◆ **PASSAGE SÉLECTIONNÉ**:
Deux mois après la réélection du président Paul Biya pour un huitième mandat, le pays ne dispose toujours pas d’un nouveau gouvernement et les Camerounais restent dans l’expectative. Dans son discours à la nation du 31 décembre 2025, le chef de l’État avait cependant laissé entendre que cela relevait d’une « priorité » et que des « efforts soutenus » devaient être « engagés sans délai ». Depuis le début de son magistère en 1982, Biya a effectué 35 remaniements mais aucun lors de son précédent mandat de sept ans. Selon des informations de TV5 Monde, une forme de « gouvernement d’union nationale » ne serait pas à écarter, principalement en raison de l’important score de 35% obtenu par l’opposant Issa Tchiroma Bakary, qui aurait décliné le poste de Premier ministre. Biya, lui, lors de son discours de fin d’année s’est voulu diplomate en plaidant pour un renforcement du multilatéralisme à l’échelle internationale.
Pas de libération pour les détenus post-électoraux
Mardi 8 janvier, plus de 140 détenus - en prison depuis plus de deux mois - de la crise post-électorale d’octobre 2025 ont comparu devant le tribunal militaire de Yaoundé. Ils ont été jugés pour « propagation de fausses nouvelles, attroupement, rébellion en groupe et défaut de carte d’identité » pour avoir participé aux manifestations de contestations contre les résultats annoncés de la dernière présidentielle. La cour a rejeté la requête de libération provisoire introduite par le collectif d’avocats.
En parallèle, au nord-ouest du pays, la situation sécuritaire demeure délétère. Les forces de défense camerounaises ont affirmé avoir neutralisé onze combattants séparatistes, le 6 janvier au cours d’une opération militaire dans le département de Bui, entre les localités de Ntabah et de Mbawrong. Depuis 2017, les deux régions anglophones du Cameroun, le Nord-Ouest et le Sud-Ouest sont le théâtre d’une guerre opposant l’Etat camerounais à divers groupes séparatistes.

◆ **MARCHE À SUIVRE**: Reproduisez intégralement l'article sur la situation politique et sécuritaire au Cameroun, sans y apporter la moindre modification. Les enregistrements n'ont aucun rapport avec l'article.

◆ **Entrées enregistrées**:
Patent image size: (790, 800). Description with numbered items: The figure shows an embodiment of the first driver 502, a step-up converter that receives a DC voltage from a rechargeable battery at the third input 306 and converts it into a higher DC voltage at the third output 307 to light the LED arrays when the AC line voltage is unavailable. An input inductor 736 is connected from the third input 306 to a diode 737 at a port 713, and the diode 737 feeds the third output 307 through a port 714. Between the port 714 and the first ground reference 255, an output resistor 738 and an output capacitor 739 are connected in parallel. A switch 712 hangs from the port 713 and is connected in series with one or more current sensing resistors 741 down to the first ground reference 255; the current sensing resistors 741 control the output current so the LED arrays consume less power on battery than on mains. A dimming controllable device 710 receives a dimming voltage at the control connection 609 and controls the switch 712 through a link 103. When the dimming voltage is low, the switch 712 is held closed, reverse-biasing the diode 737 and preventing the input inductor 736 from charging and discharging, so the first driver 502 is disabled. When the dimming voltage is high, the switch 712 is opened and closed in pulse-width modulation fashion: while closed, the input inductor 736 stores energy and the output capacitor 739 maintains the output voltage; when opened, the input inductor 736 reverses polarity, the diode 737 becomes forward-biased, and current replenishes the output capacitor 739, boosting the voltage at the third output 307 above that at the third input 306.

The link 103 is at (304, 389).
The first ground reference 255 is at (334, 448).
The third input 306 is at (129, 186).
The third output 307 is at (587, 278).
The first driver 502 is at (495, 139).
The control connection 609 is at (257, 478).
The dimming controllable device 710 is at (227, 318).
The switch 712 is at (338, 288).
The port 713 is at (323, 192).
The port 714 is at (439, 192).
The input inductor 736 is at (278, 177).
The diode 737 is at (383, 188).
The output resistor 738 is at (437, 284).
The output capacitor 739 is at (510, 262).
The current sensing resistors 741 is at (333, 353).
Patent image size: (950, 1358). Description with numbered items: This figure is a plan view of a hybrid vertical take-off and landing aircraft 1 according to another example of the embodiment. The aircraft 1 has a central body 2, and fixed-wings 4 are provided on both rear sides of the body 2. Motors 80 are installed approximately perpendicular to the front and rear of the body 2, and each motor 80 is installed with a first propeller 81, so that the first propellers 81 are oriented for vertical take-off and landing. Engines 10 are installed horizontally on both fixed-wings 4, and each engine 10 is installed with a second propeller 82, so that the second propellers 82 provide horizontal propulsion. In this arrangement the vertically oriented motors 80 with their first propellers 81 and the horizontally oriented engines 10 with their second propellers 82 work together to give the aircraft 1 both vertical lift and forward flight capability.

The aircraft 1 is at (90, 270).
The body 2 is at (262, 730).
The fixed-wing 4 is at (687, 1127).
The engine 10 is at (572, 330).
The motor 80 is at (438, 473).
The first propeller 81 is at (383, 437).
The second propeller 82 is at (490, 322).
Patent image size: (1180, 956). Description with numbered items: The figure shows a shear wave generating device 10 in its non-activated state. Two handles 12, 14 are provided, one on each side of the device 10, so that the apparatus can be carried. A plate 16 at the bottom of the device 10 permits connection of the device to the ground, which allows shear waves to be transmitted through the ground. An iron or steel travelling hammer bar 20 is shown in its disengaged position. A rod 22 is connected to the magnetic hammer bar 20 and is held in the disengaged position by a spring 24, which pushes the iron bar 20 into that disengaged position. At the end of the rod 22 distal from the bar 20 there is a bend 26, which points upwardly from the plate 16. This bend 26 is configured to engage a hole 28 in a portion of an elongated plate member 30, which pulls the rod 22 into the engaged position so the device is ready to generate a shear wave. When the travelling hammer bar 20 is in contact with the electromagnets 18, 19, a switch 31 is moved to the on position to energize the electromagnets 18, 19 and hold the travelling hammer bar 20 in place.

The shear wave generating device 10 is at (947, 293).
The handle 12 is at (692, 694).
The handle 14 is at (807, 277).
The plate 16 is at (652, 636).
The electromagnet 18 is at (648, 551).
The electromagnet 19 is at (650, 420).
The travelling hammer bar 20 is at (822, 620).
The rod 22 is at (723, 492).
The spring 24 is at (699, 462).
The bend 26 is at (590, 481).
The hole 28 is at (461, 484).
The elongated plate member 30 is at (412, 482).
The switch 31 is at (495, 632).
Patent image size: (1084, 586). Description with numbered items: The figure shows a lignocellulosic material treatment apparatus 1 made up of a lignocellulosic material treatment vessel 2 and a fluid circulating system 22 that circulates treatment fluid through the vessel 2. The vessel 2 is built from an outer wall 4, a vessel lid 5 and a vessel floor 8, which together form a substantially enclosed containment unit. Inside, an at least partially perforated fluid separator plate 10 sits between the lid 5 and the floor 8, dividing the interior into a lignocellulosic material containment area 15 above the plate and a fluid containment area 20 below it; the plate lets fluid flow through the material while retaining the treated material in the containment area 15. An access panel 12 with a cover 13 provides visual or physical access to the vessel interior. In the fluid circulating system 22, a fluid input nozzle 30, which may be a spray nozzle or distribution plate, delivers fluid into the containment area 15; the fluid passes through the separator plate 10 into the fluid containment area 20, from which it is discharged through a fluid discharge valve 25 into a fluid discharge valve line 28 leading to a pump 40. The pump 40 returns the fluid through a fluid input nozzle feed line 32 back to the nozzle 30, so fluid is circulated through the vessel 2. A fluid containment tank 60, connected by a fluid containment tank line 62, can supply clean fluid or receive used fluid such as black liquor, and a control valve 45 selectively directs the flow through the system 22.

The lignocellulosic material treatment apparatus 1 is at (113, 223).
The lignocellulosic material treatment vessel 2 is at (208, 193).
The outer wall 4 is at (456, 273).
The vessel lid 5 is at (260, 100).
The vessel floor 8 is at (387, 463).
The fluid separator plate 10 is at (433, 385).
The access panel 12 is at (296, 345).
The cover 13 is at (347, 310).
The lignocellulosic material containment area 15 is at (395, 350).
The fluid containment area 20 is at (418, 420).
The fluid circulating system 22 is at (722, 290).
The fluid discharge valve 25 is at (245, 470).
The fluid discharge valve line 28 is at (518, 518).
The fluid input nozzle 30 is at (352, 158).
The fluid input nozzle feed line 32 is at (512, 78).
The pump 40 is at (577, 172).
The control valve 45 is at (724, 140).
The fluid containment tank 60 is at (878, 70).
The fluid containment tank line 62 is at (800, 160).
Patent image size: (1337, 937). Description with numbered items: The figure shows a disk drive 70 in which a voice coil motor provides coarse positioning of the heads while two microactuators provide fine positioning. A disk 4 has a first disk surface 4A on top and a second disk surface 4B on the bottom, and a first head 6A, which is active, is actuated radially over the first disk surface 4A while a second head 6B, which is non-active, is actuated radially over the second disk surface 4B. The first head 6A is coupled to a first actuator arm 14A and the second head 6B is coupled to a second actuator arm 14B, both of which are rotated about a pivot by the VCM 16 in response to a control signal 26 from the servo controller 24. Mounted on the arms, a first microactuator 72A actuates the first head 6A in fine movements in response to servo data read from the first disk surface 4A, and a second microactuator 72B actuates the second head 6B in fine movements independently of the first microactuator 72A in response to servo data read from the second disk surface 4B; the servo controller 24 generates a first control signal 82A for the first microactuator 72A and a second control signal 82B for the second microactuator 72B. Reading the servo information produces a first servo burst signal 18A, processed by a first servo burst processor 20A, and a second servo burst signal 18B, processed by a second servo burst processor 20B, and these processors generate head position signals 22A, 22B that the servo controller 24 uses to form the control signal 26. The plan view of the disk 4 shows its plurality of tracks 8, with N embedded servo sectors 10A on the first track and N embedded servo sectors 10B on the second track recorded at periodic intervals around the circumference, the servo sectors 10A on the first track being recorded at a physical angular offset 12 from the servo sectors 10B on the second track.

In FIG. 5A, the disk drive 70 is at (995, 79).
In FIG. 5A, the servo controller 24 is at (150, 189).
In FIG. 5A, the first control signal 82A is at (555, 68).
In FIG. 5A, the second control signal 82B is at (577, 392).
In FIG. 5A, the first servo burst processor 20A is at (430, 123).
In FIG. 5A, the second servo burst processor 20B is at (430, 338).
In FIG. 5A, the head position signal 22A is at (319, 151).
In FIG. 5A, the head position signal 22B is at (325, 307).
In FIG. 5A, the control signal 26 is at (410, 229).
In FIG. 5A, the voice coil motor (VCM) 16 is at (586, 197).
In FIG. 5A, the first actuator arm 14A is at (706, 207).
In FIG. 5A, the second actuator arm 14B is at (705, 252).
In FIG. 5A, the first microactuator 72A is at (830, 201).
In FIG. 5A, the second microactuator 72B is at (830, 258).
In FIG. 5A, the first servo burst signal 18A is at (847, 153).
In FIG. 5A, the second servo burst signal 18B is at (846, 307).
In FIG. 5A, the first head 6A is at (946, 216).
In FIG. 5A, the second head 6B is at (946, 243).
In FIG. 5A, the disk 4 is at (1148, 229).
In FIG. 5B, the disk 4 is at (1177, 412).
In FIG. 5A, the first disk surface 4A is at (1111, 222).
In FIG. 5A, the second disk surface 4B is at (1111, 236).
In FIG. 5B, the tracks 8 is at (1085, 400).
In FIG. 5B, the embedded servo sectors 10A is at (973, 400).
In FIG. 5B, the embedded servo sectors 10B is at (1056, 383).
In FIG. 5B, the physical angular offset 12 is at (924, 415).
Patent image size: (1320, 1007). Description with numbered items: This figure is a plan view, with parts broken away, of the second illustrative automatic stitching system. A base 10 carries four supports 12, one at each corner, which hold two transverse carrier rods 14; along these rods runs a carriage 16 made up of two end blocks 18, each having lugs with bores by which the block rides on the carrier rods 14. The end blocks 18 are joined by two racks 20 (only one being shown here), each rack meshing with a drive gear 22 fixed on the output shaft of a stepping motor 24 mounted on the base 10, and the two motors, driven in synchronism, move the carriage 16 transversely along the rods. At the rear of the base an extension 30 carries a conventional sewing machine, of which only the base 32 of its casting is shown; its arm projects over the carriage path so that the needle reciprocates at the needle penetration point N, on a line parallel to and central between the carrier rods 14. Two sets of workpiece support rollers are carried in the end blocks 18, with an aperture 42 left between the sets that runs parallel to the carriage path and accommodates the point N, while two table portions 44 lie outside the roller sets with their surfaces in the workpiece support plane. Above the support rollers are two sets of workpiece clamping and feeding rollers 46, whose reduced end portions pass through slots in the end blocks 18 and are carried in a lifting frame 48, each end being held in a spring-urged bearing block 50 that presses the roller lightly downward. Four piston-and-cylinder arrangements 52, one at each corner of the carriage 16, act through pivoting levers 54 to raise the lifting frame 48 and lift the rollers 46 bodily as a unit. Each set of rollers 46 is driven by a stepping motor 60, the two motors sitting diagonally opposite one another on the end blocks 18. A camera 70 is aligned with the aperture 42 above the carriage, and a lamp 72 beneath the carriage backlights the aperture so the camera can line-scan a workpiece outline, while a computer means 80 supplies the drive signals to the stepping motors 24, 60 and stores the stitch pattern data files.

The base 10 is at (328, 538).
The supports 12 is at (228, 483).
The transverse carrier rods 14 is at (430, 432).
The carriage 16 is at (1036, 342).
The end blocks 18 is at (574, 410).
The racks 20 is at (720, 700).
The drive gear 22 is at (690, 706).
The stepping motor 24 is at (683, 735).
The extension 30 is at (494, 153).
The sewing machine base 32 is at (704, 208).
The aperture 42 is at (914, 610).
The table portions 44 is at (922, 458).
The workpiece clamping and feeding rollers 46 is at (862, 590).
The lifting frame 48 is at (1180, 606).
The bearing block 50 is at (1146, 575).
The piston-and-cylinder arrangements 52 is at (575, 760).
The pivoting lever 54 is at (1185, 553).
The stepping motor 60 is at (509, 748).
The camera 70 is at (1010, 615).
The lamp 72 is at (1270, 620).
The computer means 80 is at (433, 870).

◆ **RÉSULTAT CI-DESSOUS**:
Deux mois après la réélection du président Paul Biya pour un huitième mandat, le pays ne dispose toujours pas d’un nouveau gouvernement et les Camerounais restent dans l’expectative. Dans son discours à la nation du 31 décembre 2025, le chef de l’État avait cependant laissé entendre que cela relevait d’une « priorité » et que des « efforts soutenus » devaient être « engagés sans délai ». Depuis le début de son magistère en 1982, Biya a effectué 35 remaniements mais aucun lors de son précédent mandat de sept ans. Selon des informations de TV5 Monde, une forme de « gouvernement d’union nationale » ne serait pas à écarter, principalement en raison de l’important score de 35% obtenu par l’opposant Issa Tchiroma Bakary, qui aurait décliné le poste de Premier ministre. Biya, lui, lors de son discours de fin d’année s’est voulu diplomate en plaidant pour un renforcement du multilatéralisme à l’échelle internationale.
Pas de libération pour les détenus post-électoraux
Mardi 8 janvier, plus de 140 détenus - en prison depuis plus de deux mois - de la crise post-électorale d’octobre 2025 ont comparu devant le tribunal militaire de Yaoundé. Ils ont été jugés pour « propagation de fausses nouvelles, attroupement, rébellion en groupe et défaut de carte d’identité » pour avoir participé aux manifestations de contestations contre les résultats annoncés de la dernière présidentielle. La cour a rejeté la requête de libération provisoire introduite par le collectif d’avocats.
En parallèle, au nord-ouest du pays, la situation sécuritaire demeure délétère. Les forces de défense camerounaises ont affirmé avoir neutralisé onze combattants séparatistes, le 6 janvier au cours d’une opération militaire dans le département de Bui, entre les localités de Ntabah et de Mbawrong. Depuis 2017, les deux régions anglophones du Cameroun, le Nord-Ouest et le Sud-Ouest sont le théâtre d’une guerre opposant l’Etat camerounais à divers groupes séparatistes.